**What the exercise asks:** Pictures appear in the records below; write out everything else exactly.

**Exercise data:**

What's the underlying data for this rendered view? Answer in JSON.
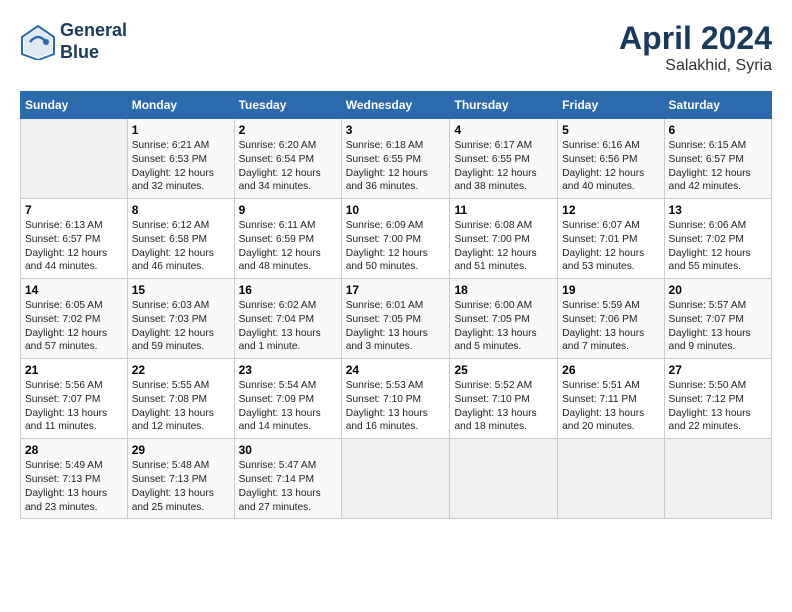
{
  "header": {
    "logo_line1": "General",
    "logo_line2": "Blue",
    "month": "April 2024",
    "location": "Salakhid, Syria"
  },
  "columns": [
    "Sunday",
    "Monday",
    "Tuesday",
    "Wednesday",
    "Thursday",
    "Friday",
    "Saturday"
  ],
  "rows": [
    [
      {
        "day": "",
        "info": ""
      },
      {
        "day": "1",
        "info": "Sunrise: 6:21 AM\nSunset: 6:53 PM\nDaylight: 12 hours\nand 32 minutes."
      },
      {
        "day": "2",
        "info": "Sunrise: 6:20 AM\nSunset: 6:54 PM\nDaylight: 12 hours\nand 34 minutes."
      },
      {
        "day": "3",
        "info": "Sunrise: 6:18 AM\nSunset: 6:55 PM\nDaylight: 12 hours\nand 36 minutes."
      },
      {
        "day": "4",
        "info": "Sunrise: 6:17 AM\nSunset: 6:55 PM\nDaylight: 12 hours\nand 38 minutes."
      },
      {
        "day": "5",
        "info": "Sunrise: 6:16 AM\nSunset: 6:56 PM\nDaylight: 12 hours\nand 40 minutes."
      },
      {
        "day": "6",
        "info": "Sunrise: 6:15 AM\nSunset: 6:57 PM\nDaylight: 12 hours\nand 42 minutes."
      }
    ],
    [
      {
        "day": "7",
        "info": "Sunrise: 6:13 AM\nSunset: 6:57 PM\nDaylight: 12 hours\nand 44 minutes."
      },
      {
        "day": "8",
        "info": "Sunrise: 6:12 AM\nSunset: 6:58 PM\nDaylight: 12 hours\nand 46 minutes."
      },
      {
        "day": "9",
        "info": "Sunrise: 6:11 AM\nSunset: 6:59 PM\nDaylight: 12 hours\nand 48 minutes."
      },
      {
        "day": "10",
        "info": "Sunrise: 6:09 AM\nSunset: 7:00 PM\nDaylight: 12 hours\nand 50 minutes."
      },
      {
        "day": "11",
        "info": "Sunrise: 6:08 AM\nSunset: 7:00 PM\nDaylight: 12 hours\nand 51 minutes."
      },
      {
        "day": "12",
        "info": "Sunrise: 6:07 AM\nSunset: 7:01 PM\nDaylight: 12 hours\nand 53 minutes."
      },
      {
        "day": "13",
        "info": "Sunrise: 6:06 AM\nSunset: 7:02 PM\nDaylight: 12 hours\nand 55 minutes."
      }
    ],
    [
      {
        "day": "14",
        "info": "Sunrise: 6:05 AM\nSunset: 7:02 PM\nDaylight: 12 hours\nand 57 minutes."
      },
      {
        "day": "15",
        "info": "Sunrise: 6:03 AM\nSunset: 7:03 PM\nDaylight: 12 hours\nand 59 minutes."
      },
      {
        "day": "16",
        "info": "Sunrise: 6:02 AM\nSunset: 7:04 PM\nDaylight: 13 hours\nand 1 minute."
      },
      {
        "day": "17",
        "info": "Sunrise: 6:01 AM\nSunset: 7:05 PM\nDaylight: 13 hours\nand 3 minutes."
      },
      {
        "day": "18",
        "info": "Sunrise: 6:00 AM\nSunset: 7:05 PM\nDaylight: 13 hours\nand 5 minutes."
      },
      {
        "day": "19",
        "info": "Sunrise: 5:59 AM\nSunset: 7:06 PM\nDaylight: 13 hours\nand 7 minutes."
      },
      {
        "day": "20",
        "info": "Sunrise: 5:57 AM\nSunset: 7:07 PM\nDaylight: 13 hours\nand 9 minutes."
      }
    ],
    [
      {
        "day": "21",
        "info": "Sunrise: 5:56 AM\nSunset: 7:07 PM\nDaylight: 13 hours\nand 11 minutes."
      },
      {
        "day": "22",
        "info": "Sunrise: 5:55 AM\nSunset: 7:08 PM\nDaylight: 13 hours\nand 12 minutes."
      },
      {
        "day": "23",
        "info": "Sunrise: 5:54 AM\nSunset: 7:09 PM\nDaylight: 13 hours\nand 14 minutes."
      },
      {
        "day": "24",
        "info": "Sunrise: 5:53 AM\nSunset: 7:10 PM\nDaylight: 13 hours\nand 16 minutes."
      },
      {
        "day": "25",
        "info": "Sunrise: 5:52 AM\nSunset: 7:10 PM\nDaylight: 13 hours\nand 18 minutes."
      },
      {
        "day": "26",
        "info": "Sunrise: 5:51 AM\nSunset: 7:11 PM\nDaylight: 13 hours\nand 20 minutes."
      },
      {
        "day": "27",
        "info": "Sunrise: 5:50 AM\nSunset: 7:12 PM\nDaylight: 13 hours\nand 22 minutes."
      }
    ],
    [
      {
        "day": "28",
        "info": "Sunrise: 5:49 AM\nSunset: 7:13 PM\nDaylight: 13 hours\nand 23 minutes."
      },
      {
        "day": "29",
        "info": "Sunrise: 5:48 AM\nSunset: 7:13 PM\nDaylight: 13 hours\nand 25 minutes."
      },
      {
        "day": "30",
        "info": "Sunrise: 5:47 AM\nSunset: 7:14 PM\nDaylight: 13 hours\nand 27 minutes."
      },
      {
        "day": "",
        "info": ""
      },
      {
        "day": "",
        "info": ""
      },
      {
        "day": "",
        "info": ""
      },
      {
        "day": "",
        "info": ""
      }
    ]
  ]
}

**Correct answer:**
What's the underlying data for this rendered view? Answer in JSON.
{
  "header": {
    "logo_line1": "General",
    "logo_line2": "Blue",
    "month": "April 2024",
    "location": "Salakhid, Syria"
  },
  "columns": [
    "Sunday",
    "Monday",
    "Tuesday",
    "Wednesday",
    "Thursday",
    "Friday",
    "Saturday"
  ],
  "rows": [
    [
      {
        "day": "",
        "info": ""
      },
      {
        "day": "1",
        "info": "Sunrise: 6:21 AM\nSunset: 6:53 PM\nDaylight: 12 hours\nand 32 minutes."
      },
      {
        "day": "2",
        "info": "Sunrise: 6:20 AM\nSunset: 6:54 PM\nDaylight: 12 hours\nand 34 minutes."
      },
      {
        "day": "3",
        "info": "Sunrise: 6:18 AM\nSunset: 6:55 PM\nDaylight: 12 hours\nand 36 minutes."
      },
      {
        "day": "4",
        "info": "Sunrise: 6:17 AM\nSunset: 6:55 PM\nDaylight: 12 hours\nand 38 minutes."
      },
      {
        "day": "5",
        "info": "Sunrise: 6:16 AM\nSunset: 6:56 PM\nDaylight: 12 hours\nand 40 minutes."
      },
      {
        "day": "6",
        "info": "Sunrise: 6:15 AM\nSunset: 6:57 PM\nDaylight: 12 hours\nand 42 minutes."
      }
    ],
    [
      {
        "day": "7",
        "info": "Sunrise: 6:13 AM\nSunset: 6:57 PM\nDaylight: 12 hours\nand 44 minutes."
      },
      {
        "day": "8",
        "info": "Sunrise: 6:12 AM\nSunset: 6:58 PM\nDaylight: 12 hours\nand 46 minutes."
      },
      {
        "day": "9",
        "info": "Sunrise: 6:11 AM\nSunset: 6:59 PM\nDaylight: 12 hours\nand 48 minutes."
      },
      {
        "day": "10",
        "info": "Sunrise: 6:09 AM\nSunset: 7:00 PM\nDaylight: 12 hours\nand 50 minutes."
      },
      {
        "day": "11",
        "info": "Sunrise: 6:08 AM\nSunset: 7:00 PM\nDaylight: 12 hours\nand 51 minutes."
      },
      {
        "day": "12",
        "info": "Sunrise: 6:07 AM\nSunset: 7:01 PM\nDaylight: 12 hours\nand 53 minutes."
      },
      {
        "day": "13",
        "info": "Sunrise: 6:06 AM\nSunset: 7:02 PM\nDaylight: 12 hours\nand 55 minutes."
      }
    ],
    [
      {
        "day": "14",
        "info": "Sunrise: 6:05 AM\nSunset: 7:02 PM\nDaylight: 12 hours\nand 57 minutes."
      },
      {
        "day": "15",
        "info": "Sunrise: 6:03 AM\nSunset: 7:03 PM\nDaylight: 12 hours\nand 59 minutes."
      },
      {
        "day": "16",
        "info": "Sunrise: 6:02 AM\nSunset: 7:04 PM\nDaylight: 13 hours\nand 1 minute."
      },
      {
        "day": "17",
        "info": "Sunrise: 6:01 AM\nSunset: 7:05 PM\nDaylight: 13 hours\nand 3 minutes."
      },
      {
        "day": "18",
        "info": "Sunrise: 6:00 AM\nSunset: 7:05 PM\nDaylight: 13 hours\nand 5 minutes."
      },
      {
        "day": "19",
        "info": "Sunrise: 5:59 AM\nSunset: 7:06 PM\nDaylight: 13 hours\nand 7 minutes."
      },
      {
        "day": "20",
        "info": "Sunrise: 5:57 AM\nSunset: 7:07 PM\nDaylight: 13 hours\nand 9 minutes."
      }
    ],
    [
      {
        "day": "21",
        "info": "Sunrise: 5:56 AM\nSunset: 7:07 PM\nDaylight: 13 hours\nand 11 minutes."
      },
      {
        "day": "22",
        "info": "Sunrise: 5:55 AM\nSunset: 7:08 PM\nDaylight: 13 hours\nand 12 minutes."
      },
      {
        "day": "23",
        "info": "Sunrise: 5:54 AM\nSunset: 7:09 PM\nDaylight: 13 hours\nand 14 minutes."
      },
      {
        "day": "24",
        "info": "Sunrise: 5:53 AM\nSunset: 7:10 PM\nDaylight: 13 hours\nand 16 minutes."
      },
      {
        "day": "25",
        "info": "Sunrise: 5:52 AM\nSunset: 7:10 PM\nDaylight: 13 hours\nand 18 minutes."
      },
      {
        "day": "26",
        "info": "Sunrise: 5:51 AM\nSunset: 7:11 PM\nDaylight: 13 hours\nand 20 minutes."
      },
      {
        "day": "27",
        "info": "Sunrise: 5:50 AM\nSunset: 7:12 PM\nDaylight: 13 hours\nand 22 minutes."
      }
    ],
    [
      {
        "day": "28",
        "info": "Sunrise: 5:49 AM\nSunset: 7:13 PM\nDaylight: 13 hours\nand 23 minutes."
      },
      {
        "day": "29",
        "info": "Sunrise: 5:48 AM\nSunset: 7:13 PM\nDaylight: 13 hours\nand 25 minutes."
      },
      {
        "day": "30",
        "info": "Sunrise: 5:47 AM\nSunset: 7:14 PM\nDaylight: 13 hours\nand 27 minutes."
      },
      {
        "day": "",
        "info": ""
      },
      {
        "day": "",
        "info": ""
      },
      {
        "day": "",
        "info": ""
      },
      {
        "day": "",
        "info": ""
      }
    ]
  ]
}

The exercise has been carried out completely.